• _Extracted information_:

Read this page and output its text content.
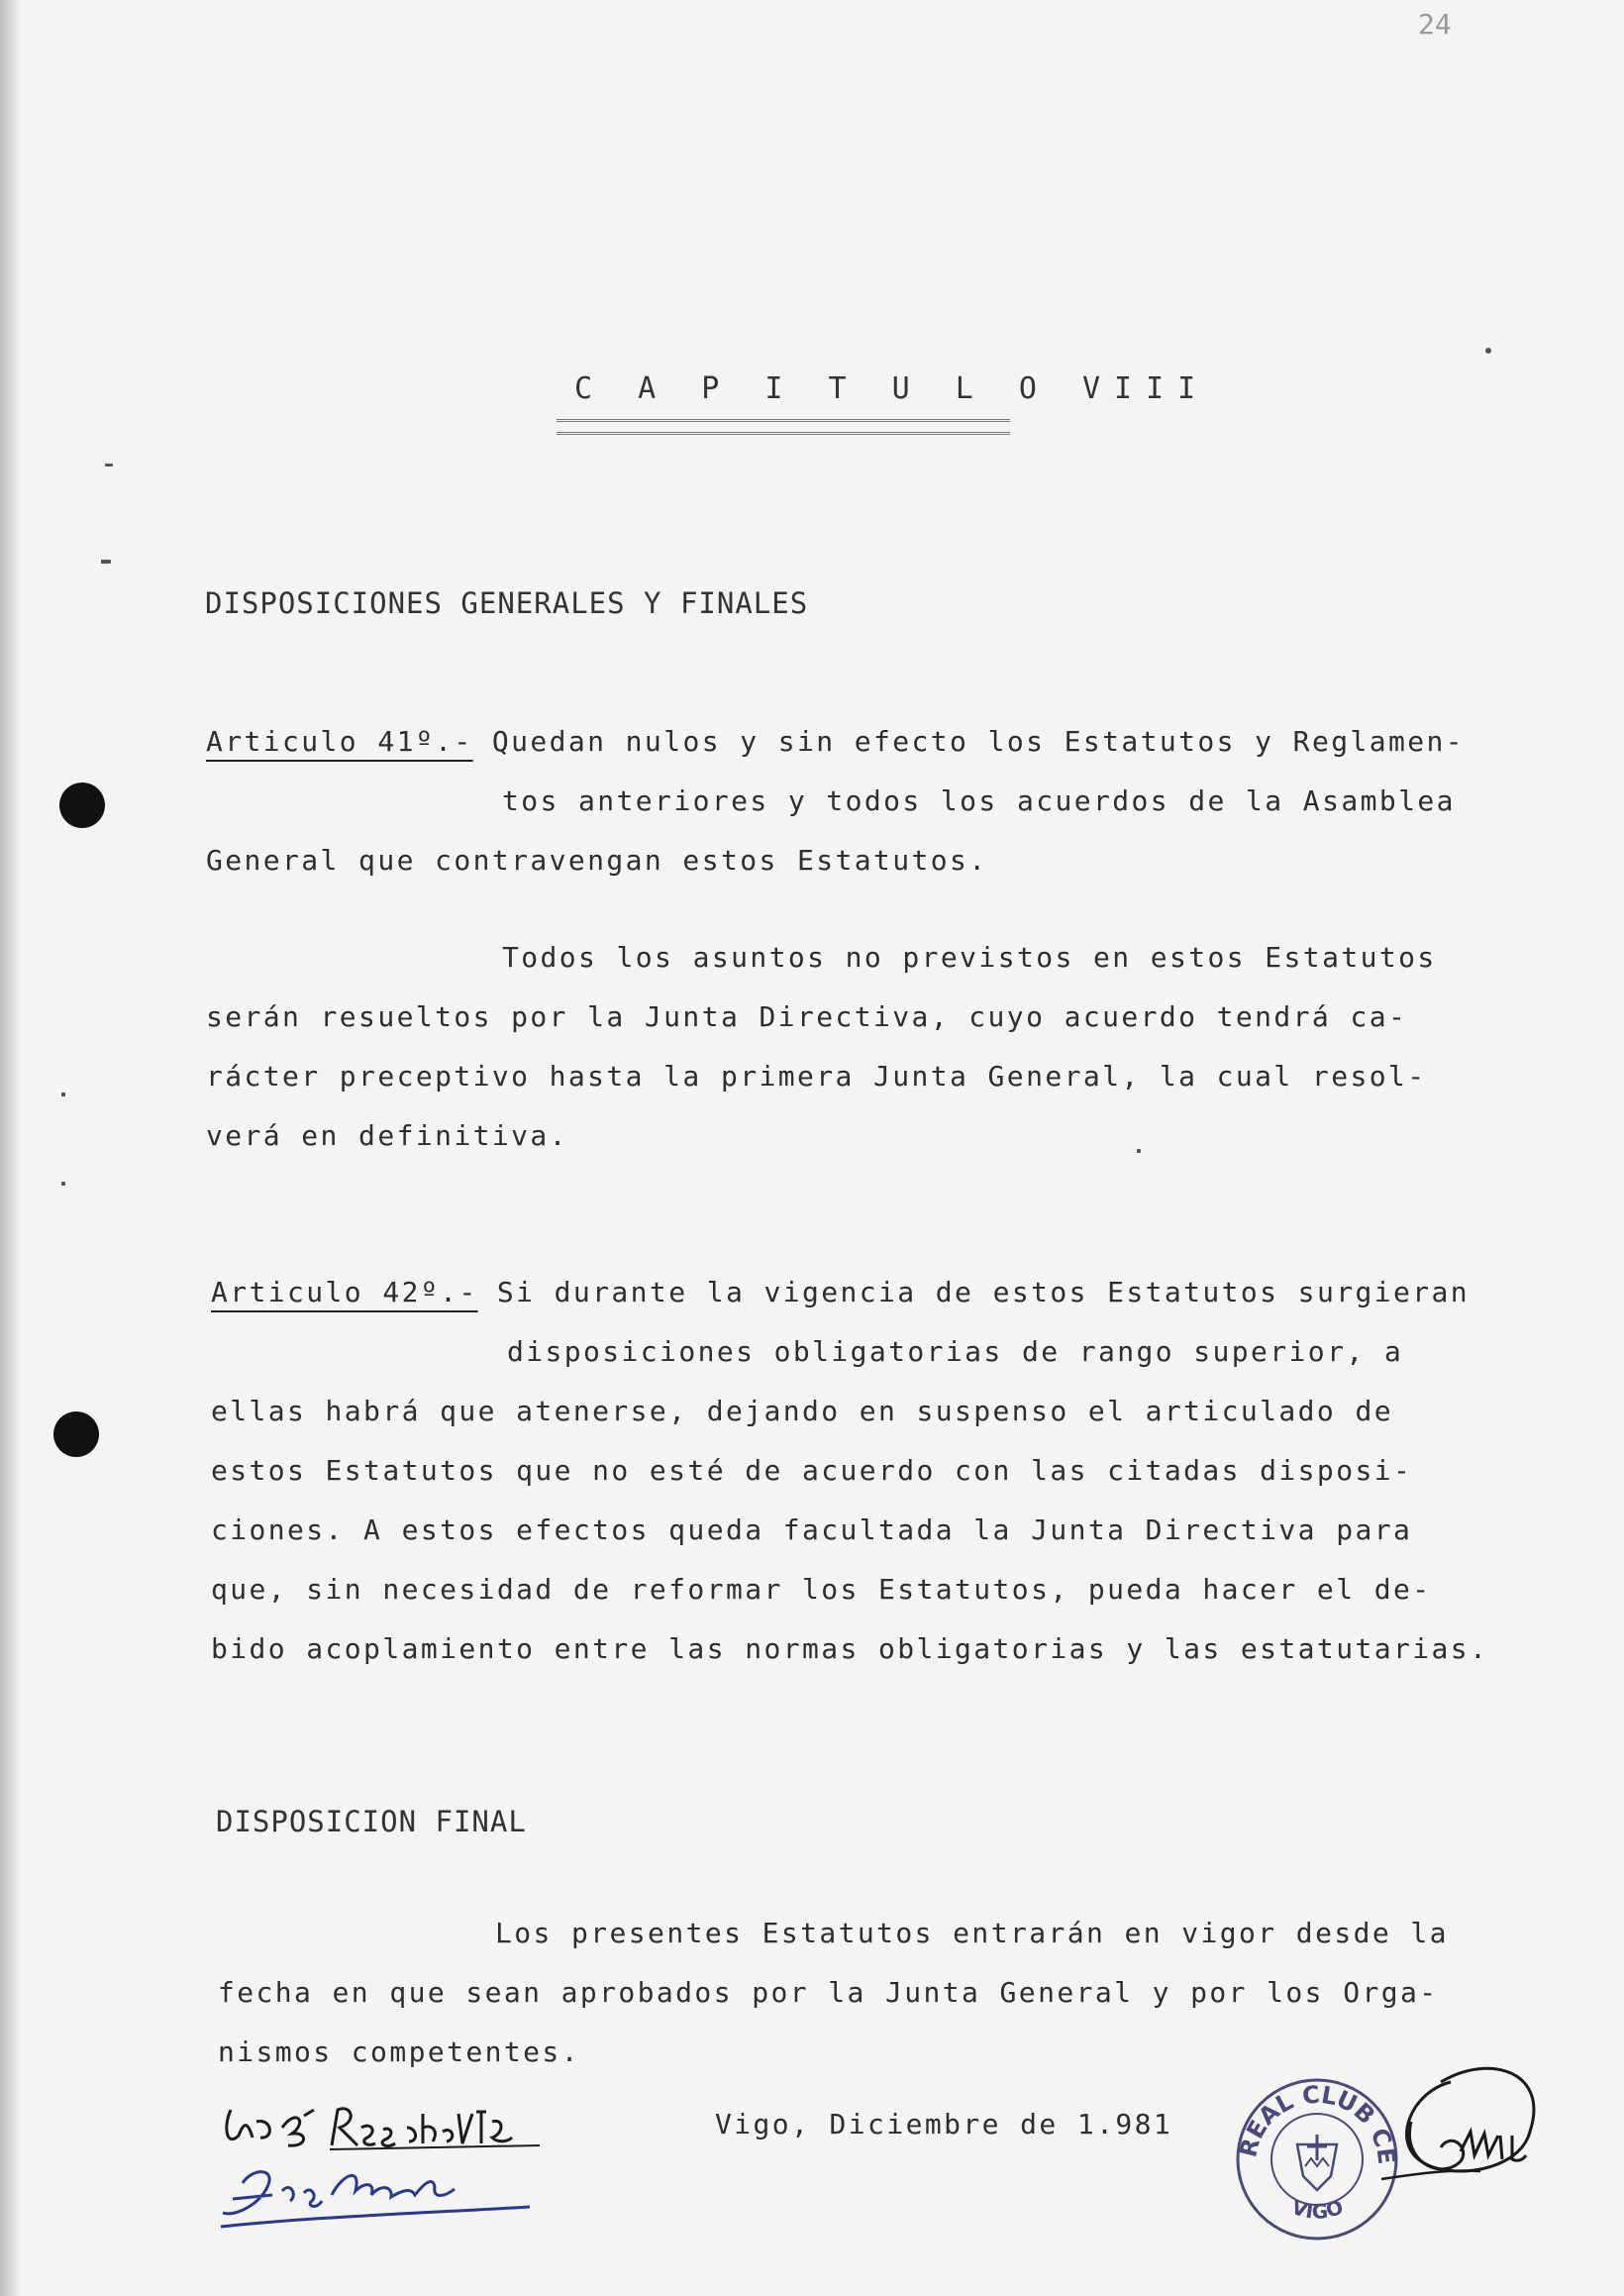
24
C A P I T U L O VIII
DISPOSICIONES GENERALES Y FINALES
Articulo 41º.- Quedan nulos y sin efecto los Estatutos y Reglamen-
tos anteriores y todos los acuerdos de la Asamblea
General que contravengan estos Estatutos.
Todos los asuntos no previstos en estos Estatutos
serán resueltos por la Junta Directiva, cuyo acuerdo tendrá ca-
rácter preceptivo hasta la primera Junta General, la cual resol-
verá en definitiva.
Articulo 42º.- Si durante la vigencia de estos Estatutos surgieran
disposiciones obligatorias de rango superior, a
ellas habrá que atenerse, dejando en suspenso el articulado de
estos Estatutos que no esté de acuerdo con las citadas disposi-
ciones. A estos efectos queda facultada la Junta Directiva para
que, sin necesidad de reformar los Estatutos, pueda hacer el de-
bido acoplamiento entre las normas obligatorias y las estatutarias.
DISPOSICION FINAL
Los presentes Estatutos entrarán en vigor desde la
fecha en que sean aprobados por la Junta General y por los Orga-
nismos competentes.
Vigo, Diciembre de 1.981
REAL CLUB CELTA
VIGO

• _What to produce_:
The pictures in the entries should be left out; output everything else exactly.

• _Result for this exercise_:
Read this page and output its text content.
24
C A P I T U L O VIII
DISPOSICIONES GENERALES Y FINALES
Articulo 41º.- Quedan nulos y sin efecto los Estatutos y Reglamen-
tos anteriores y todos los acuerdos de la Asamblea
General que contravengan estos Estatutos.
Todos los asuntos no previstos en estos Estatutos
serán resueltos por la Junta Directiva, cuyo acuerdo tendrá ca-
rácter preceptivo hasta la primera Junta General, la cual resol-
verá en definitiva.
Articulo 42º.- Si durante la vigencia de estos Estatutos surgieran
disposiciones obligatorias de rango superior, a
ellas habrá que atenerse, dejando en suspenso el articulado de
estos Estatutos que no esté de acuerdo con las citadas disposi-
ciones. A estos efectos queda facultada la Junta Directiva para
que, sin necesidad de reformar los Estatutos, pueda hacer el de-
bido acoplamiento entre las normas obligatorias y las estatutarias.
DISPOSICION FINAL
Los presentes Estatutos entrarán en vigor desde la
fecha en que sean aprobados por la Junta General y por los Orga-
nismos competentes.
Vigo, Diciembre de 1.981
REAL CLUB CELTA
VIGO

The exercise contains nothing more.